Gather up all lines that carry the word "segments".

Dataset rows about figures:
* * *

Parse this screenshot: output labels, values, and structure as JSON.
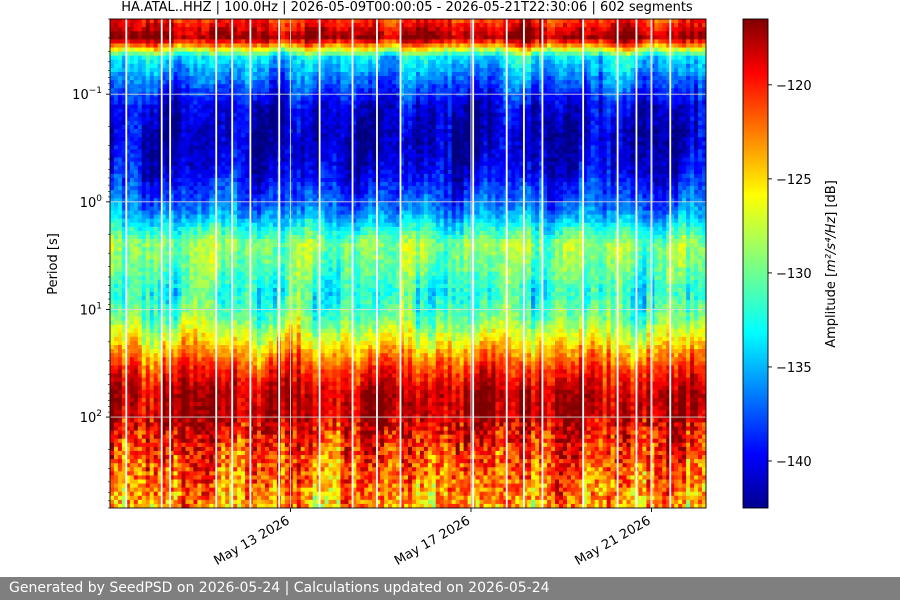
{
  "chart_data": {
    "type": "heatmap",
    "title": "HA.ATAL..HHZ | 100.0Hz | 2026-05-09T00:00:05 - 2026-05-21T22:30:06 | 602 segments",
    "xlabel": "",
    "ylabel": "Period [s]",
    "y_scale": "log",
    "y_inverted": true,
    "ylim": [
      0.02,
      700
    ],
    "xlim": [
      "2026-05-09T00:00:05",
      "2026-05-22T05:00:00"
    ],
    "y_ticks": [
      {
        "value": 0.1,
        "base": "10",
        "exp": "−1"
      },
      {
        "value": 1,
        "base": "10",
        "exp": "0"
      },
      {
        "value": 10,
        "base": "10",
        "exp": "1"
      },
      {
        "value": 100,
        "base": "10",
        "exp": "2"
      }
    ],
    "x_ticks": [
      {
        "date": "2026-05-13",
        "label": "May 13 2026"
      },
      {
        "date": "2026-05-17",
        "label": "May 17 2026"
      },
      {
        "date": "2026-05-21",
        "label": "May 21 2026"
      }
    ],
    "grid": true,
    "colorbar": {
      "label_prefix": "Amplitude [",
      "label_unit": "m²/s⁴/Hz",
      "label_suffix": "] [dB]",
      "colormap": "jet",
      "range": [
        -142.5,
        -116.5
      ],
      "ticks": [
        -120,
        -125,
        -130,
        -135,
        -140
      ],
      "tick_labels": [
        "−120",
        "−125",
        "−130",
        "−135",
        "−140"
      ]
    },
    "profile": [
      {
        "period": 0.02,
        "db": -121
      },
      {
        "period": 0.03,
        "db": -117
      },
      {
        "period": 0.045,
        "db": -133
      },
      {
        "period": 0.07,
        "db": -136
      },
      {
        "period": 0.13,
        "db": -140
      },
      {
        "period": 0.25,
        "db": -141
      },
      {
        "period": 0.5,
        "db": -140
      },
      {
        "period": 1.2,
        "db": -136
      },
      {
        "period": 2.5,
        "db": -129
      },
      {
        "period": 4,
        "db": -130
      },
      {
        "period": 7,
        "db": -132
      },
      {
        "period": 12,
        "db": -130
      },
      {
        "period": 20,
        "db": -126
      },
      {
        "period": 35,
        "db": -121
      },
      {
        "period": 60,
        "db": -118
      },
      {
        "period": 100,
        "db": -118
      },
      {
        "period": 200,
        "db": -121
      },
      {
        "period": 700,
        "db": -124
      }
    ],
    "segments": 602,
    "data_gaps": [
      "2026-05-09T08:40",
      "2026-05-10T03:30",
      "2026-05-10T08:00",
      "2026-05-11T08:30",
      "2026-05-11T17:00",
      "2026-05-12T02:40",
      "2026-05-12T18:00",
      "2026-05-13T15:30",
      "2026-05-14T09:00",
      "2026-05-14T22:00",
      "2026-05-15T10:30",
      "2026-05-17T01:10",
      "2026-05-17T19:00",
      "2026-05-18T04:10",
      "2026-05-18T14:00",
      "2026-05-19T11:40",
      "2026-05-20T06:00",
      "2026-05-20T16:00",
      "2026-05-21T00:00",
      "2026-05-21T10:00"
    ]
  },
  "footer": {
    "text": "Generated by SeedPSD on 2026-05-24 | Calculations updated on 2026-05-24"
  }
}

* * *

=== Exercise result ===
    "title": "HA.ATAL..HHZ | 100.0Hz | 2026-05-09T00:00:05 - 2026-05-21T22:30:06 | 602 segments",
    "segments": 602,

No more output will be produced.